(Data entries)
● ● ● ● ●
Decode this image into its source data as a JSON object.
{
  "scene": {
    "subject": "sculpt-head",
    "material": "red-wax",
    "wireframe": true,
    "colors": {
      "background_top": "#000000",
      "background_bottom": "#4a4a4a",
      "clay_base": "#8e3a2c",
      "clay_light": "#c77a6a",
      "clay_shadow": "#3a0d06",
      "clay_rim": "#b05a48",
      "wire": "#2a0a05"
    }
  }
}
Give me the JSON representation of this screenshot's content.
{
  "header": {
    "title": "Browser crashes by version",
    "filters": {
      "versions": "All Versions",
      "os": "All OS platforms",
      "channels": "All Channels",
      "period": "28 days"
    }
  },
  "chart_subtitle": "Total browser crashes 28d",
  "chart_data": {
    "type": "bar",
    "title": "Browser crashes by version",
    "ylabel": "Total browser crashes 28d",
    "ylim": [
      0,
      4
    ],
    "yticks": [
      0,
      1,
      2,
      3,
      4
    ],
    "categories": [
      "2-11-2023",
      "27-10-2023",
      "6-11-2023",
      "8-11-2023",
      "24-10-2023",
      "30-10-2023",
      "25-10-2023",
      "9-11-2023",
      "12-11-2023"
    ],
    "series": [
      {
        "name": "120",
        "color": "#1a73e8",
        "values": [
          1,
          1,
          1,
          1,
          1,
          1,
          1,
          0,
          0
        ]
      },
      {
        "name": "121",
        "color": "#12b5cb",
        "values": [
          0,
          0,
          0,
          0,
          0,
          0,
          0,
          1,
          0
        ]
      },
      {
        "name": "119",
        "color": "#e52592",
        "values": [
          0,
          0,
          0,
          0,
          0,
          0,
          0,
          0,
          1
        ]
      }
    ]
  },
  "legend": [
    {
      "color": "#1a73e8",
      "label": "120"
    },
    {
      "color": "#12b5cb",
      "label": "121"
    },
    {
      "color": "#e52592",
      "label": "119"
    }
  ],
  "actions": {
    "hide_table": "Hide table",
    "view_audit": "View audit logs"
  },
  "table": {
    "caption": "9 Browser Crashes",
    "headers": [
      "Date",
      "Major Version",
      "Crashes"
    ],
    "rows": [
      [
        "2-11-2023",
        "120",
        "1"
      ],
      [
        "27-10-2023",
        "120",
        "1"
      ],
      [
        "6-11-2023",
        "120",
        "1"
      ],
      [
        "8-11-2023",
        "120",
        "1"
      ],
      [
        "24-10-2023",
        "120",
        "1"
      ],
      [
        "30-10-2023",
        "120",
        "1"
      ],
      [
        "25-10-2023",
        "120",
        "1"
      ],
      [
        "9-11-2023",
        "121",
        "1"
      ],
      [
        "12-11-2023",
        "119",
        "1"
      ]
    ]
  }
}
● ● ● ● ●
▶ [What is required] Counting only lines of the data above that hold "JSON", report the total and nothing else.

▶ [Exercise answer] 2